SHORT TASK: All of the material below is to be retyped exactly.

# # # # # # #

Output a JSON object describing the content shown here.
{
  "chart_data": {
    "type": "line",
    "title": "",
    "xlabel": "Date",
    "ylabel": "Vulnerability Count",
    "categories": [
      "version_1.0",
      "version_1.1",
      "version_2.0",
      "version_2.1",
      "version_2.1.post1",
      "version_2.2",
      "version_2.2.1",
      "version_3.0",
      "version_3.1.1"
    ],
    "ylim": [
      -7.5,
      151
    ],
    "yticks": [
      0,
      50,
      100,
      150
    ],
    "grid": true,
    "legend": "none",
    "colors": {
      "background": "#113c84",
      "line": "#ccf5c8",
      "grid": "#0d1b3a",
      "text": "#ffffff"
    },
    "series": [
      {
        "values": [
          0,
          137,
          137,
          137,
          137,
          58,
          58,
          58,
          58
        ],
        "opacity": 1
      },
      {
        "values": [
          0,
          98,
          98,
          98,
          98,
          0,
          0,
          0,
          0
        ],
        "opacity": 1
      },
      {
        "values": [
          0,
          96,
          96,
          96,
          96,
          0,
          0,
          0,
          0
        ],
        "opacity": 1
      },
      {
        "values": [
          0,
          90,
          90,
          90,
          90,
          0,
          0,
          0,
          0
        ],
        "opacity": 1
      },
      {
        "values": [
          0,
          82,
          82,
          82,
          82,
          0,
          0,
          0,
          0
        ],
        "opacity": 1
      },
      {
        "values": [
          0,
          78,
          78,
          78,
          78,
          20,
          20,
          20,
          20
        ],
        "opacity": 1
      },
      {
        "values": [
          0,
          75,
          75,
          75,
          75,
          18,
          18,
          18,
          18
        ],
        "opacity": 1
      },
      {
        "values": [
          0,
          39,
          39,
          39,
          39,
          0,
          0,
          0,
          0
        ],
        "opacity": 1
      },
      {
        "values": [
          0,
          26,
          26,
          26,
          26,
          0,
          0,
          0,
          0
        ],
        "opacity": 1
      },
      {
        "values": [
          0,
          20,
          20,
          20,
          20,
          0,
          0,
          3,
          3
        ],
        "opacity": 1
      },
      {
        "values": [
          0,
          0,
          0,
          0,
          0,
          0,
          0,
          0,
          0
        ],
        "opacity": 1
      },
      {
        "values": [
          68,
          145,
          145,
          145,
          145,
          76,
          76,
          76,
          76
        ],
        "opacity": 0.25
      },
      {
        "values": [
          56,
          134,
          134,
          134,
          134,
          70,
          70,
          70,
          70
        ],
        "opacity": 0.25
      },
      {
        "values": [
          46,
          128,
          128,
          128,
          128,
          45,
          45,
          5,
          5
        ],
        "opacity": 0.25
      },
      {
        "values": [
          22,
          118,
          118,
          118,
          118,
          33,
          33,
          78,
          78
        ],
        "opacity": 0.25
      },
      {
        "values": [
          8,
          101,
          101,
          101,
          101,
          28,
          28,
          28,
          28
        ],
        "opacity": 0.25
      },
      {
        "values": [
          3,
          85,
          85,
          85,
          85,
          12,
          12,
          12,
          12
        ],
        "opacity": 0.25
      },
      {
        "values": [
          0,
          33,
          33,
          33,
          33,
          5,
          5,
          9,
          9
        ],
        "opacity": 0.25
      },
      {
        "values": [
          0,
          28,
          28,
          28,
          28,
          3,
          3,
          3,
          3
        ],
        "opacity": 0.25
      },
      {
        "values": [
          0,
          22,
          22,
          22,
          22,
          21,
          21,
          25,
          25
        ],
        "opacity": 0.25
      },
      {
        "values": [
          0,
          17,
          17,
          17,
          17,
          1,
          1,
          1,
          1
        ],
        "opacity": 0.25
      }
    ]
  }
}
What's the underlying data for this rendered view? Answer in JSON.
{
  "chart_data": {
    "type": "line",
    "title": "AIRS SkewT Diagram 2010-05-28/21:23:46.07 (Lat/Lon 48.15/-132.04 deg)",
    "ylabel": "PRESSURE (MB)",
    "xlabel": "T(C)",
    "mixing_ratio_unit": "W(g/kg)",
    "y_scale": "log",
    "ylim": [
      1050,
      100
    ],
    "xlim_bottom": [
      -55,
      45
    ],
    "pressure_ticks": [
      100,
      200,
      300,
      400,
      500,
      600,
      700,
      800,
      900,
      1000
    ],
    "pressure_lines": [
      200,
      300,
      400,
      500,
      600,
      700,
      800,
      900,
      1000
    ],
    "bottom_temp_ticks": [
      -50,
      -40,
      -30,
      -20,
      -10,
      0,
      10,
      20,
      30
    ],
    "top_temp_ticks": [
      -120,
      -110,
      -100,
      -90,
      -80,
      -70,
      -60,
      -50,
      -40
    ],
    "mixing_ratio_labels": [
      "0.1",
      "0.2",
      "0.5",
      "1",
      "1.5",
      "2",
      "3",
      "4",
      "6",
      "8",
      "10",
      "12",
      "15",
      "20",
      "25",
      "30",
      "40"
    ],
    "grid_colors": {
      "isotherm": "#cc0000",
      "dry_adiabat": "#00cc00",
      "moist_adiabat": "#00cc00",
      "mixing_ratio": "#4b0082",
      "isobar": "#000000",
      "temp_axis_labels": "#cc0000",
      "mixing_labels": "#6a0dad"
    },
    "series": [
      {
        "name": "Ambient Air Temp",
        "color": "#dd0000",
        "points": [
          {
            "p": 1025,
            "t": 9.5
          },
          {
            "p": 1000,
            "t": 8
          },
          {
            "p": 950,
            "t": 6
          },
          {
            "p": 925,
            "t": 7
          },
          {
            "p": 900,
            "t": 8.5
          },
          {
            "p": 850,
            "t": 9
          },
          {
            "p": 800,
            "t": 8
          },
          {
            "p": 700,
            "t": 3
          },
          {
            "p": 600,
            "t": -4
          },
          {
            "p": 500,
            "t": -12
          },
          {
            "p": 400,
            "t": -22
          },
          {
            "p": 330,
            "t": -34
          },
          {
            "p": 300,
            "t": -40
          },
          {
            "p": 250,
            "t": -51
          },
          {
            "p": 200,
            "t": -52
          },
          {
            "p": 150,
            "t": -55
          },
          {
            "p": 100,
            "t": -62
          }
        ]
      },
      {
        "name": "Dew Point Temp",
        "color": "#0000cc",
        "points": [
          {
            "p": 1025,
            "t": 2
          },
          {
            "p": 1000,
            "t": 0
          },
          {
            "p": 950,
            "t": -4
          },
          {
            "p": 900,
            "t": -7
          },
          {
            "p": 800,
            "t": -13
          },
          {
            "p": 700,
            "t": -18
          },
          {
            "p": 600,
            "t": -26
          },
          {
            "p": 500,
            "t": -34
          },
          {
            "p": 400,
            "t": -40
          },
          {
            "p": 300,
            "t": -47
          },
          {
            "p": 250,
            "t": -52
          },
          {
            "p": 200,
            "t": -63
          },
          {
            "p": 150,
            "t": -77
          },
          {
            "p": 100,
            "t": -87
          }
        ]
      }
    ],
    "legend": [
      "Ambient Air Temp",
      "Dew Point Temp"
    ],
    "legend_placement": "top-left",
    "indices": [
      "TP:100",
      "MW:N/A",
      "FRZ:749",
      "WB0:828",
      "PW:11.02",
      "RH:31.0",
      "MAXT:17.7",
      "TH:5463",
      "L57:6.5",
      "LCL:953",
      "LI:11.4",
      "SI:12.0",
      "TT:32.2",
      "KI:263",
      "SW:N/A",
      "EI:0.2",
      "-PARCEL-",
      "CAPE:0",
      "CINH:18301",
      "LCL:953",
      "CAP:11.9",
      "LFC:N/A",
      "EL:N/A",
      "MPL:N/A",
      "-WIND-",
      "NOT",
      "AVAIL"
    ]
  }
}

# # # # # # #

EXERCISE RESPONSE:
Output a JSON object describing the content shown here.
{
  "chart_data": {
    "type": "line",
    "title": "",
    "xlabel": "Date",
    "ylabel": "Vulnerability Count",
    "categories": [
      "version_1.0",
      "version_1.1",
      "version_2.0",
      "version_2.1",
      "version_2.1.post1",
      "version_2.2",
      "version_2.2.1",
      "version_3.0",
      "version_3.1.1"
    ],
    "ylim": [
      -7.5,
      151
    ],
    "yticks": [
      0,
      50,
      100,
      150
    ],
    "grid": true,
    "legend": "none",
    "colors": {
      "background": "#113c84",
      "line": "#ccf5c8",
      "grid": "#0d1b3a",
      "text": "#ffffff"
    },
    "series": [
      {
        "values": [
          0,
          137,
          137,
          137,
          137,
          58,
          58,
          58,
          58
        ],
        "opacity": 1
      },
      {
        "values": [
          0,
          98,
          98,
          98,
          98,
          0,
          0,
          0,
          0
        ],
        "opacity": 1
      },
      {
        "values": [
          0,
          96,
          96,
          96,
          96,
          0,
          0,
          0,
          0
        ],
        "opacity": 1
      },
      {
        "values": [
          0,
          90,
          90,
          90,
          90,
          0,
          0,
          0,
          0
        ],
        "opacity": 1
      },
      {
        "values": [
          0,
          82,
          82,
          82,
          82,
          0,
          0,
          0,
          0
        ],
        "opacity": 1
      },
      {
        "values": [
          0,
          78,
          78,
          78,
          78,
          20,
          20,
          20,
          20
        ],
        "opacity": 1
      },
      {
        "values": [
          0,
          75,
          75,
          75,
          75,
          18,
          18,
          18,
          18
        ],
        "opacity": 1
      },
      {
        "values": [
          0,
          39,
          39,
          39,
          39,
          0,
          0,
          0,
          0
        ],
        "opacity": 1
      },
      {
        "values": [
          0,
          26,
          26,
          26,
          26,
          0,
          0,
          0,
          0
        ],
        "opacity": 1
      },
      {
        "values": [
          0,
          20,
          20,
          20,
          20,
          0,
          0,
          3,
          3
        ],
        "opacity": 1
      },
      {
        "values": [
          0,
          0,
          0,
          0,
          0,
          0,
          0,
          0,
          0
        ],
        "opacity": 1
      },
      {
        "values": [
          68,
          145,
          145,
          145,
          145,
          76,
          76,
          76,
          76
        ],
        "opacity": 0.25
      },
      {
        "values": [
          56,
          134,
          134,
          134,
          134,
          70,
          70,
          70,
          70
        ],
        "opacity": 0.25
      },
      {
        "values": [
          46,
          128,
          128,
          128,
          128,
          45,
          45,
          5,
          5
        ],
        "opacity": 0.25
      },
      {
        "values": [
          22,
          118,
          118,
          118,
          118,
          33,
          33,
          78,
          78
        ],
        "opacity": 0.25
      },
      {
        "values": [
          8,
          101,
          101,
          101,
          101,
          28,
          28,
          28,
          28
        ],
        "opacity": 0.25
      },
      {
        "values": [
          3,
          85,
          85,
          85,
          85,
          12,
          12,
          12,
          12
        ],
        "opacity": 0.25
      },
      {
        "values": [
          0,
          33,
          33,
          33,
          33,
          5,
          5,
          9,
          9
        ],
        "opacity": 0.25
      },
      {
        "values": [
          0,
          28,
          28,
          28,
          28,
          3,
          3,
          3,
          3
        ],
        "opacity": 0.25
      },
      {
        "values": [
          0,
          22,
          22,
          22,
          22,
          21,
          21,
          25,
          25
        ],
        "opacity": 0.25
      },
      {
        "values": [
          0,
          17,
          17,
          17,
          17,
          1,
          1,
          1,
          1
        ],
        "opacity": 0.25
      }
    ]
  }
}
What's the underlying data for this rendered view? Answer in JSON.
{
  "chart_data": {
    "type": "line",
    "title": "AIRS SkewT Diagram 2010-05-28/21:23:46.07 (Lat/Lon 48.15/-132.04 deg)",
    "ylabel": "PRESSURE (MB)",
    "xlabel": "T(C)",
    "mixing_ratio_unit": "W(g/kg)",
    "y_scale": "log",
    "ylim": [
      1050,
      100
    ],
    "xlim_bottom": [
      -55,
      45
    ],
    "pressure_ticks": [
      100,
      200,
      300,
      400,
      500,
      600,
      700,
      800,
      900,
      1000
    ],
    "pressure_lines": [
      200,
      300,
      400,
      500,
      600,
      700,
      800,
      900,
      1000
    ],
    "bottom_temp_ticks": [
      -50,
      -40,
      -30,
      -20,
      -10,
      0,
      10,
      20,
      30
    ],
    "top_temp_ticks": [
      -120,
      -110,
      -100,
      -90,
      -80,
      -70,
      -60,
      -50,
      -40
    ],
    "mixing_ratio_labels": [
      "0.1",
      "0.2",
      "0.5",
      "1",
      "1.5",
      "2",
      "3",
      "4",
      "6",
      "8",
      "10",
      "12",
      "15",
      "20",
      "25",
      "30",
      "40"
    ],
    "grid_colors": {
      "isotherm": "#cc0000",
      "dry_adiabat": "#00cc00",
      "moist_adiabat": "#00cc00",
      "mixing_ratio": "#4b0082",
      "isobar": "#000000",
      "temp_axis_labels": "#cc0000",
      "mixing_labels": "#6a0dad"
    },
    "series": [
      {
        "name": "Ambient Air Temp",
        "color": "#dd0000",
        "points": [
          {
            "p": 1025,
            "t": 9.5
          },
          {
            "p": 1000,
            "t": 8
          },
          {
            "p": 950,
            "t": 6
          },
          {
            "p": 925,
            "t": 7
          },
          {
            "p": 900,
            "t": 8.5
          },
          {
            "p": 850,
            "t": 9
          },
          {
            "p": 800,
            "t": 8
          },
          {
            "p": 700,
            "t": 3
          },
          {
            "p": 600,
            "t": -4
          },
          {
            "p": 500,
            "t": -12
          },
          {
            "p": 400,
            "t": -22
          },
          {
            "p": 330,
            "t": -34
          },
          {
            "p": 300,
            "t": -40
          },
          {
            "p": 250,
            "t": -51
          },
          {
            "p": 200,
            "t": -52
          },
          {
            "p": 150,
            "t": -55
          },
          {
            "p": 100,
            "t": -62
          }
        ]
      },
      {
        "name": "Dew Point Temp",
        "color": "#0000cc",
        "points": [
          {
            "p": 1025,
            "t": 2
          },
          {
            "p": 1000,
            "t": 0
          },
          {
            "p": 950,
            "t": -4
          },
          {
            "p": 900,
            "t": -7
          },
          {
            "p": 800,
            "t": -13
          },
          {
            "p": 700,
            "t": -18
          },
          {
            "p": 600,
            "t": -26
          },
          {
            "p": 500,
            "t": -34
          },
          {
            "p": 400,
            "t": -40
          },
          {
            "p": 300,
            "t": -47
          },
          {
            "p": 250,
            "t": -52
          },
          {
            "p": 200,
            "t": -63
          },
          {
            "p": 150,
            "t": -77
          },
          {
            "p": 100,
            "t": -87
          }
        ]
      }
    ],
    "legend": [
      "Ambient Air Temp",
      "Dew Point Temp"
    ],
    "legend_placement": "top-left",
    "indices": [
      "TP:100",
      "MW:N/A",
      "FRZ:749",
      "WB0:828",
      "PW:11.02",
      "RH:31.0",
      "MAXT:17.7",
      "TH:5463",
      "L57:6.5",
      "LCL:953",
      "LI:11.4",
      "SI:12.0",
      "TT:32.2",
      "KI:263",
      "SW:N/A",
      "EI:0.2",
      "-PARCEL-",
      "CAPE:0",
      "CINH:18301",
      "LCL:953",
      "CAP:11.9",
      "LFC:N/A",
      "EL:N/A",
      "MPL:N/A",
      "-WIND-",
      "NOT",
      "AVAIL"
    ]
  }
}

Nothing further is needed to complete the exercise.